_What is needed:_ Go through the records and give each one again exactly.

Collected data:
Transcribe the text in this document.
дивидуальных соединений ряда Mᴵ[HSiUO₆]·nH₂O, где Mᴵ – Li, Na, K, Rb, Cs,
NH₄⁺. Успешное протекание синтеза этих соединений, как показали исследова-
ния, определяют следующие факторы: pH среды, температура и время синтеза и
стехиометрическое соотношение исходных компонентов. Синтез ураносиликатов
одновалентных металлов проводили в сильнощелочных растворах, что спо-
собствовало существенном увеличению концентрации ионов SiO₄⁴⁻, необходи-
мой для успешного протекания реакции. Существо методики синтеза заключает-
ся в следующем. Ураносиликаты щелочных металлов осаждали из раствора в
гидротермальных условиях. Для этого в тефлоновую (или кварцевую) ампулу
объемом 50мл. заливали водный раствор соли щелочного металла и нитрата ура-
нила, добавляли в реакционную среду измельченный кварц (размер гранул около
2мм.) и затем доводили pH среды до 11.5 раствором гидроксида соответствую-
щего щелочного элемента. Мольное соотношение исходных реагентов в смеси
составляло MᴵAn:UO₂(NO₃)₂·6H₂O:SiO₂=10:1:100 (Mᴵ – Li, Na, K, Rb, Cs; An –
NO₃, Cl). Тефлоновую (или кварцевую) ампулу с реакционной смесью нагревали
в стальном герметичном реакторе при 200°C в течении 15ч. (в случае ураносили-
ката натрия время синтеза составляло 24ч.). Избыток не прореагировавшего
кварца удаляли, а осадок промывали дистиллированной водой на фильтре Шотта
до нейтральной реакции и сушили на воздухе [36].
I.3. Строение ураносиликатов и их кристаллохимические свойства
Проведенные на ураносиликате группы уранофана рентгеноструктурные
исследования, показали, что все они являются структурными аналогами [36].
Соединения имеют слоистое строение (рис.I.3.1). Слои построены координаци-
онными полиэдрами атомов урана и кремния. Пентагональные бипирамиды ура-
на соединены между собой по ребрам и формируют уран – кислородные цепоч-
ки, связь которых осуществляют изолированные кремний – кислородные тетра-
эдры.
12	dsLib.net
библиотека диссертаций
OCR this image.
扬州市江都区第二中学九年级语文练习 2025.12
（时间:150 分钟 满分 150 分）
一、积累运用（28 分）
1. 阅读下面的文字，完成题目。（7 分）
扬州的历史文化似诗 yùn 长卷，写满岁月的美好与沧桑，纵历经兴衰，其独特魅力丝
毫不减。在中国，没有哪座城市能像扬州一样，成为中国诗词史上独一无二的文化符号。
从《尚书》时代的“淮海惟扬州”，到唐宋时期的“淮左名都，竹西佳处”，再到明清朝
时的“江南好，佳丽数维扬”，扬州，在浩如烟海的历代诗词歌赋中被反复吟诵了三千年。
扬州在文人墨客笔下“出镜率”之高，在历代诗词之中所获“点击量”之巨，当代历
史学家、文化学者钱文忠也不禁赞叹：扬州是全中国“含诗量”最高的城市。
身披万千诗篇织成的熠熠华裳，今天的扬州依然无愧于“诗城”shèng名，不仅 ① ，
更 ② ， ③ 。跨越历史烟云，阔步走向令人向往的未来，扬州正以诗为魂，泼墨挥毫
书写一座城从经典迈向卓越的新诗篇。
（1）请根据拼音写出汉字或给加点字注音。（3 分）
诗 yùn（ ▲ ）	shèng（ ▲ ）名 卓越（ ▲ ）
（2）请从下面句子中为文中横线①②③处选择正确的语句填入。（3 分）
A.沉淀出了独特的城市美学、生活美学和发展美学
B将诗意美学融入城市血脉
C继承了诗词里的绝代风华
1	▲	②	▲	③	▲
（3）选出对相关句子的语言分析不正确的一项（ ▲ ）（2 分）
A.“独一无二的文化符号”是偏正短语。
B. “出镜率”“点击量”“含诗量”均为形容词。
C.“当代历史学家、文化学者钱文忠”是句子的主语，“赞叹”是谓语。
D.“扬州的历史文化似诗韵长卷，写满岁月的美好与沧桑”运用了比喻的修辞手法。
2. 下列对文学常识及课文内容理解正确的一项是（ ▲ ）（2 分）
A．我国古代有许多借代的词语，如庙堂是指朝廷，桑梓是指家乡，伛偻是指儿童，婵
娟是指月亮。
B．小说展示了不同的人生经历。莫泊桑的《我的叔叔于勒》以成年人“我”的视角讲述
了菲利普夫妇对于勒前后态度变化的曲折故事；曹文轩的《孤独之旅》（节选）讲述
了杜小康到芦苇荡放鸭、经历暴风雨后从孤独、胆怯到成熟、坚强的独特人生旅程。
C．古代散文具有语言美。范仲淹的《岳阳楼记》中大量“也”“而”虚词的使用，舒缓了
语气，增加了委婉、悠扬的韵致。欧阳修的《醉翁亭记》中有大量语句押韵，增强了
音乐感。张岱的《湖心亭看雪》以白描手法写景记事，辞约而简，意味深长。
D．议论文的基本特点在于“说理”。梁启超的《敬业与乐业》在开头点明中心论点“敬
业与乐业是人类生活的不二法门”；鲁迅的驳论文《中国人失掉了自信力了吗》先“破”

_Written solution:_
Transcribe the text in this document.
дивидуальных соединений ряда Mᴵ[HSiUO₆]·nH₂O, где Mᴵ – Li, Na, K, Rb, Cs,
NH₄⁺. Успешное протекание синтеза этих соединений, как показали исследова-
ния, определяют следующие факторы: pH среды, температура и время синтеза и
стехиометрическое соотношение исходных компонентов. Синтез ураносиликатов
одновалентных металлов проводили в сильнощелочных растворах, что спо-
собствовало существенном увеличению концентрации ионов SiO₄⁴⁻, необходи-
мой для успешного протекания реакции. Существо методики синтеза заключает-
ся в следующем. Ураносиликаты щелочных металлов осаждали из раствора в
гидротермальных условиях. Для этого в тефлоновую (или кварцевую) ампулу
объемом 50мл. заливали водный раствор соли щелочного металла и нитрата ура-
нила, добавляли в реакционную среду измельченный кварц (размер гранул около
2мм.) и затем доводили pH среды до 11.5 раствором гидроксида соответствую-
щего щелочного элемента. Мольное соотношение исходных реагентов в смеси
составляло MᴵAn:UO₂(NO₃)₂·6H₂O:SiO₂=10:1:100 (Mᴵ – Li, Na, K, Rb, Cs; An –
NO₃, Cl). Тефлоновую (или кварцевую) ампулу с реакционной смесью нагревали
в стальном герметичном реакторе при 200°C в течении 15ч. (в случае ураносили-
ката натрия время синтеза составляло 24ч.). Избыток не прореагировавшего
кварца удаляли, а осадок промывали дистиллированной водой на фильтре Шотта
до нейтральной реакции и сушили на воздухе [36].
I.3. Строение ураносиликатов и их кристаллохимические свойства
Проведенные на ураносиликате группы уранофана рентгеноструктурные
исследования, показали, что все они являются структурными аналогами [36].
Соединения имеют слоистое строение (рис.I.3.1). Слои построены координаци-
онными полиэдрами атомов урана и кремния. Пентагональные бипирамиды ура-
на соединены между собой по ребрам и формируют уран – кислородные цепоч-
ки, связь которых осуществляют изолированные кремний – кислородные тетра-
эдры.
12	dsLib.net
библиотека диссертаций
OCR this image.
扬州市江都区第二中学九年级语文练习 2025.12
（时间:150 分钟 满分 150 分）
一、积累运用（28 分）
1. 阅读下面的文字，完成题目。（7 分）
扬州的历史文化似诗 yùn 长卷，写满岁月的美好与沧桑，纵历经兴衰，其独特魅力丝
毫不减。在中国，没有哪座城市能像扬州一样，成为中国诗词史上独一无二的文化符号。
从《尚书》时代的“淮海惟扬州”，到唐宋时期的“淮左名都，竹西佳处”，再到明清朝
时的“江南好，佳丽数维扬”，扬州，在浩如烟海的历代诗词歌赋中被反复吟诵了三千年。
扬州在文人墨客笔下“出镜率”之高，在历代诗词之中所获“点击量”之巨，当代历
史学家、文化学者钱文忠也不禁赞叹：扬州是全中国“含诗量”最高的城市。
身披万千诗篇织成的熠熠华裳，今天的扬州依然无愧于“诗城”shèng名，不仅 ① ，
更 ② ， ③ 。跨越历史烟云，阔步走向令人向往的未来，扬州正以诗为魂，泼墨挥毫
书写一座城从经典迈向卓越的新诗篇。
（1）请根据拼音写出汉字或给加点字注音。（3 分）
诗 yùn（ ▲ ）	shèng（ ▲ ）名 卓越（ ▲ ）
（2）请从下面句子中为文中横线①②③处选择正确的语句填入。（3 分）
A.沉淀出了独特的城市美学、生活美学和发展美学
B将诗意美学融入城市血脉
C继承了诗词里的绝代风华
1	▲	②	▲	③	▲
（3）选出对相关句子的语言分析不正确的一项（ ▲ ）（2 分）
A.“独一无二的文化符号”是偏正短语。
B. “出镜率”“点击量”“含诗量”均为形容词。
C.“当代历史学家、文化学者钱文忠”是句子的主语，“赞叹”是谓语。
D.“扬州的历史文化似诗韵长卷，写满岁月的美好与沧桑”运用了比喻的修辞手法。
2. 下列对文学常识及课文内容理解正确的一项是（ ▲ ）（2 分）
A．我国古代有许多借代的词语，如庙堂是指朝廷，桑梓是指家乡，伛偻是指儿童，婵
娟是指月亮。
B．小说展示了不同的人生经历。莫泊桑的《我的叔叔于勒》以成年人“我”的视角讲述
了菲利普夫妇对于勒前后态度变化的曲折故事；曹文轩的《孤独之旅》（节选）讲述
了杜小康到芦苇荡放鸭、经历暴风雨后从孤独、胆怯到成熟、坚强的独特人生旅程。
C．古代散文具有语言美。范仲淹的《岳阳楼记》中大量“也”“而”虚词的使用，舒缓了
语气，增加了委婉、悠扬的韵致。欧阳修的《醉翁亭记》中有大量语句押韵，增强了
音乐感。张岱的《湖心亭看雪》以白描手法写景记事，辞约而简，意味深长。
D．议论文的基本特点在于“说理”。梁启超的《敬业与乐业》在开头点明中心论点“敬
业与乐业是人类生活的不二法门”；鲁迅的驳论文《中国人失掉了自信力了吗》先“破”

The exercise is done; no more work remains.